──────── Brano di lettura
Open Furniture: quando un oggetto diventa Open Source

La “spersonalizzazione” di ciò che è libero e accessibile a tutti è un preconcetto erroneo piuttosto diffuso tra chi osserva dall’esterno con diffidenza il fenomeno Open Source: se è Open, si pensa, allora è di tutti e di nessuno. Il colorito ex-amministratore delegato di Microsoft Steve Ballmer negli anni passati era arrivato addirittura a paragonare Linux al comunismo (ora invece pare sia vero amore, “Microsoft loves Linux“). Niente di più sbagliato.

Proprio qualche settimana fa, un caso raccontato su Tech Economy è l’emblema di un malcostume culturale diffuso, di utilizzo di materiale fotografico rilasciato con licenza Creative Commons Attribution Share-Alike senza la doverosa menzione dell’autore e della licenza, che ha portato ad un congruo risarcimento e a scuse pubbliche. L’autore di quelle foto le aveva condivise con la precisa intenzione di mostrare il proprio talento e acquisire visibilità, volontà che è stata lesa causando un danno che è stato acclarato e quantificato.
────────────────
──────── Record del dataset
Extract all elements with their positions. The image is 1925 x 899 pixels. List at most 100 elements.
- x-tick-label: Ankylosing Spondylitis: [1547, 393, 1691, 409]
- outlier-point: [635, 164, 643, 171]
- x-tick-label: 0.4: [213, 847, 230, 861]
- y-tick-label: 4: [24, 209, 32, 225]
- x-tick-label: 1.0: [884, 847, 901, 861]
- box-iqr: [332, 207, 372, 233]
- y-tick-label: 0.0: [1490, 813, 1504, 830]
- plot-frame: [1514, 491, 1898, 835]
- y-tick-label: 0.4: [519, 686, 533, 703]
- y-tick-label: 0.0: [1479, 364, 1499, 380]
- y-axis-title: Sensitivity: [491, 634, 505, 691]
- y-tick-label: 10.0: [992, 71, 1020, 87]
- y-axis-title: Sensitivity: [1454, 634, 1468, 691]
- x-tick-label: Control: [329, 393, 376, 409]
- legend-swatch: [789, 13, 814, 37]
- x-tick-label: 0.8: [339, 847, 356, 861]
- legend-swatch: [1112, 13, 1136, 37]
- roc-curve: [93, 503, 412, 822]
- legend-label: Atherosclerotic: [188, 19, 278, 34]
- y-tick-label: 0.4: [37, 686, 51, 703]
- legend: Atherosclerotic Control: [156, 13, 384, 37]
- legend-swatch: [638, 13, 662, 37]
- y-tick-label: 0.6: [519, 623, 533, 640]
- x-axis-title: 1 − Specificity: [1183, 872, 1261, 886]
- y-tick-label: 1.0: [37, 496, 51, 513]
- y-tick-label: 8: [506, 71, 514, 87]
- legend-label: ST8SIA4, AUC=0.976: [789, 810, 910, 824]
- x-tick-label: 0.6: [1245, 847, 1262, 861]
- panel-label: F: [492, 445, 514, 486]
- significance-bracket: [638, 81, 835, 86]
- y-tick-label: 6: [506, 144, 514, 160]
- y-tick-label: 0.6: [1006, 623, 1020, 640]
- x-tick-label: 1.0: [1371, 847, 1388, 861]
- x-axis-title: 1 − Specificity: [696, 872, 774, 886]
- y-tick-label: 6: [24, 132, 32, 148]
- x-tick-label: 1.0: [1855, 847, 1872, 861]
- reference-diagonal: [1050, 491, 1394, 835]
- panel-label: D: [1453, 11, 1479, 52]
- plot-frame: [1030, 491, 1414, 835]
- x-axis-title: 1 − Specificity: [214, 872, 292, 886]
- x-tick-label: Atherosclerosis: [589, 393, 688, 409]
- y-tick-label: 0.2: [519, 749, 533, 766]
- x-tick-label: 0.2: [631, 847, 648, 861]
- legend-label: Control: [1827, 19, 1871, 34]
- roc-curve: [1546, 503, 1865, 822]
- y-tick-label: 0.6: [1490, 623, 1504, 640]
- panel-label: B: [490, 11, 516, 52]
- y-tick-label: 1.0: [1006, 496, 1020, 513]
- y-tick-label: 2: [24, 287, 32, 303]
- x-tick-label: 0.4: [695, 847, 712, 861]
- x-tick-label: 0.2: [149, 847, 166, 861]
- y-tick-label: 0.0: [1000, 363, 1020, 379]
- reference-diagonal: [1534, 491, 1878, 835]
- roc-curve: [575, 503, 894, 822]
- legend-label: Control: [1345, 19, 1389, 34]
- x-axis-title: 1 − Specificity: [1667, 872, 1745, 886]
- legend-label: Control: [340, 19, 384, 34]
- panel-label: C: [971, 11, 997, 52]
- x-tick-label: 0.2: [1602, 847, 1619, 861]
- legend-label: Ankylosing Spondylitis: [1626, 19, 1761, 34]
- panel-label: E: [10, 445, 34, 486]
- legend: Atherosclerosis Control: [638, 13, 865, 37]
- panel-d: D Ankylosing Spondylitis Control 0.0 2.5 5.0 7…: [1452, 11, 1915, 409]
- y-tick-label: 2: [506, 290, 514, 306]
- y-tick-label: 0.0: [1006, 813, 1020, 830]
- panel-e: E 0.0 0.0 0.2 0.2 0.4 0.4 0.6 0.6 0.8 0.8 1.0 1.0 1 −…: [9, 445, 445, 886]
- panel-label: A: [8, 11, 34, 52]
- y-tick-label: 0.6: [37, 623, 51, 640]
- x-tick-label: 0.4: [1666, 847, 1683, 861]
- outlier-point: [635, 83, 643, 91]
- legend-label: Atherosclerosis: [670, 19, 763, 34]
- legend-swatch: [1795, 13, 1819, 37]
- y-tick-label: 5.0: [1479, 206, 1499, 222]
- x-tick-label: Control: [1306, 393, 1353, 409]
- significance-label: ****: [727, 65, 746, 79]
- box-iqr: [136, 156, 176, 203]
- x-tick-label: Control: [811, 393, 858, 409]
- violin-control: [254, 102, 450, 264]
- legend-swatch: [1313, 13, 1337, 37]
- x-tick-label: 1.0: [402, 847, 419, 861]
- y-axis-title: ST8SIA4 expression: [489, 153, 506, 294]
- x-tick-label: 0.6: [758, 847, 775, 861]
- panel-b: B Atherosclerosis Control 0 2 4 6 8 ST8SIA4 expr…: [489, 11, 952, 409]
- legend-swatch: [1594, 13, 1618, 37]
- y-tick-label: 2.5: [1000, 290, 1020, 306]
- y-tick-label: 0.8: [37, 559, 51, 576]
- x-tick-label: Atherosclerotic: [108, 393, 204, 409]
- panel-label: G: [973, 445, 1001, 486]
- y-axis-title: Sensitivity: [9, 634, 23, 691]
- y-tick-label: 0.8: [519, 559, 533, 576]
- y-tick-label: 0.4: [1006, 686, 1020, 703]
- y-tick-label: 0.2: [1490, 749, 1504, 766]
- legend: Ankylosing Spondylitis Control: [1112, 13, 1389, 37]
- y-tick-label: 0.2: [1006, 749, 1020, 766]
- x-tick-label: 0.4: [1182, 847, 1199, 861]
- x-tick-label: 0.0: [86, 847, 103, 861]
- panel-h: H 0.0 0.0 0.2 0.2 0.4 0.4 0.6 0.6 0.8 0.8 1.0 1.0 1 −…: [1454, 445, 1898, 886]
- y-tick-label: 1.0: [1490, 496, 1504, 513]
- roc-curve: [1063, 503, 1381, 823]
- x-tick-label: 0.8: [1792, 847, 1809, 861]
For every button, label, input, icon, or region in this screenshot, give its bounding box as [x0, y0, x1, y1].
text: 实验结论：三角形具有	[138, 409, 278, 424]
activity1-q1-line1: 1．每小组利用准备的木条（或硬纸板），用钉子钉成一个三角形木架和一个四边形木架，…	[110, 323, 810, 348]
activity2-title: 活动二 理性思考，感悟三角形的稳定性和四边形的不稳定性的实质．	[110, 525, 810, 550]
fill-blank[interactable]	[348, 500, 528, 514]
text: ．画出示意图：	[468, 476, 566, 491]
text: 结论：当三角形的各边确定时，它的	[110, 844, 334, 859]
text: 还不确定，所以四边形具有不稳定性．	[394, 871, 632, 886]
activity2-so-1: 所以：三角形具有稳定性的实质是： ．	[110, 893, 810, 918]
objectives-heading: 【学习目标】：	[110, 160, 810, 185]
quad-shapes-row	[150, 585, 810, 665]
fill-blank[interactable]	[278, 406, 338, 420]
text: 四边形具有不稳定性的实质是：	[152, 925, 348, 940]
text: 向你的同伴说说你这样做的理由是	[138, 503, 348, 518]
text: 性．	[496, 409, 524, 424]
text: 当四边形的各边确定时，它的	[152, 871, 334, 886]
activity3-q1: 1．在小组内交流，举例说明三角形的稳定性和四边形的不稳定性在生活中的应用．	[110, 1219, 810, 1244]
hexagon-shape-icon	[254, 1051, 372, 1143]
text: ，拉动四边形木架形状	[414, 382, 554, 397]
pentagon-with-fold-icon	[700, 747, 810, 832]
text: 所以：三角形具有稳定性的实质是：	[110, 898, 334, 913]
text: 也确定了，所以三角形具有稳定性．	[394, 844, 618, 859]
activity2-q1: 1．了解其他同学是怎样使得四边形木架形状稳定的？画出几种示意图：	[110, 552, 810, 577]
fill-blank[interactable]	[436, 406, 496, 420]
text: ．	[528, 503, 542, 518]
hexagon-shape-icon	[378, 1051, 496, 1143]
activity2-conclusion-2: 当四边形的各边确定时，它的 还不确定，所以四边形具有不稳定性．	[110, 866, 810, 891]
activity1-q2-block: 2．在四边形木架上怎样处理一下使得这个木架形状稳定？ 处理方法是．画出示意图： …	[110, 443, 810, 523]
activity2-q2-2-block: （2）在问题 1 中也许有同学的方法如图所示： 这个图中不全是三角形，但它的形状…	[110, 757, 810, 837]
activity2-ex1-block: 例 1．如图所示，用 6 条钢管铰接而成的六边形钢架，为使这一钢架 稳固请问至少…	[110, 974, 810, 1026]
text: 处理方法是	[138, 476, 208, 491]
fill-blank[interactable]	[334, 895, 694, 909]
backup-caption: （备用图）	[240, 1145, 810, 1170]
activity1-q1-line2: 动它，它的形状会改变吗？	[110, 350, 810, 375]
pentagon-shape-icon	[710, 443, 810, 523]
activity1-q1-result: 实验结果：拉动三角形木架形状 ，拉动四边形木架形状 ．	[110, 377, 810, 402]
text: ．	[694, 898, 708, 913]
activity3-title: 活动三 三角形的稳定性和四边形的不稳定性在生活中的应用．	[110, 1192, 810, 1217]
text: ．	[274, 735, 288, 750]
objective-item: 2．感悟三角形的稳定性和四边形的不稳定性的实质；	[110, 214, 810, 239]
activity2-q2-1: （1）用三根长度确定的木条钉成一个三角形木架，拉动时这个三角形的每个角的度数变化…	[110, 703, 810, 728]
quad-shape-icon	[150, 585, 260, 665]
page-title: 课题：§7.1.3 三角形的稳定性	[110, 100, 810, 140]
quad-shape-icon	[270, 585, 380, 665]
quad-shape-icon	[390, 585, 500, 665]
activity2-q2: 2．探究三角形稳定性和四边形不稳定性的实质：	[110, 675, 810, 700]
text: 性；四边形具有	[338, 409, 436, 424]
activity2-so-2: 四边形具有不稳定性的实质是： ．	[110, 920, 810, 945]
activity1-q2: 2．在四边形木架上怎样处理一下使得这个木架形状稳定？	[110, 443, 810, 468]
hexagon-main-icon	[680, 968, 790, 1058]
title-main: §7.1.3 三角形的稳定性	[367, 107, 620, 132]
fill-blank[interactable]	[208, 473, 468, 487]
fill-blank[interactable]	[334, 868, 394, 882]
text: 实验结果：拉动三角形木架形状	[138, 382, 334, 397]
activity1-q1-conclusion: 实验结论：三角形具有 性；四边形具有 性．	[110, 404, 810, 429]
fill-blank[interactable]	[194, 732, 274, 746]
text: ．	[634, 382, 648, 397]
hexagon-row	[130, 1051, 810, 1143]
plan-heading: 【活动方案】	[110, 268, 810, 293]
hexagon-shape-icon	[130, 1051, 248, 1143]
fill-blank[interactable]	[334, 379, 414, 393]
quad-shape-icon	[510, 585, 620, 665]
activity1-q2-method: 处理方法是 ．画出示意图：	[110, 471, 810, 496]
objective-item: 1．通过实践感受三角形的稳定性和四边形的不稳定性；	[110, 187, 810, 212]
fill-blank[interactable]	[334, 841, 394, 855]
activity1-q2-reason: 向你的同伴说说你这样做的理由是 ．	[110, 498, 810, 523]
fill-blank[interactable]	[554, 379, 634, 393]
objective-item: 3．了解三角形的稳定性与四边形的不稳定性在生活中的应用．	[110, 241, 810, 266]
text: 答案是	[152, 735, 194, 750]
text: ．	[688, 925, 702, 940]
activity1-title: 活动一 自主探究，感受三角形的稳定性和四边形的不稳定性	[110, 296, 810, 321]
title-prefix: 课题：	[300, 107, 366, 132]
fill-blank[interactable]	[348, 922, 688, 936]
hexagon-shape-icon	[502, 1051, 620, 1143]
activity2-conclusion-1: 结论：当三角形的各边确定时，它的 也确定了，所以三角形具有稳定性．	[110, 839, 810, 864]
────────────────
* Attività da svolgere *
1 – Nel brano sull'Open Source, a che cosa aveva paragonato Linux Steve Ballmer?
2 – Riporta le righe dei record dall'inizio fino a quella che contiene "- y-tick-label: 0.4: [519, 686, 533, 703]", inclusa, sostituendo "x-tick-label" con "x-axis-label" e lasciando invariato tutto il resto.

* Risposte attese *
1 – Al comunismo.

2 –
Extract all elements with their positions. The image is 1925 x 899 pixels. List at most 100 elements.
- x-axis-label: Ankylosing Spondylitis: [1547, 393, 1691, 409]
- outlier-point: [635, 164, 643, 171]
- x-axis-label: 0.4: [213, 847, 230, 861]
- y-tick-label: 4: [24, 209, 32, 225]
- x-axis-label: 1.0: [884, 847, 901, 861]
- box-iqr: [332, 207, 372, 233]
- y-tick-label: 0.0: [1490, 813, 1504, 830]
- plot-frame: [1514, 491, 1898, 835]
- y-tick-label: 0.4: [519, 686, 533, 703]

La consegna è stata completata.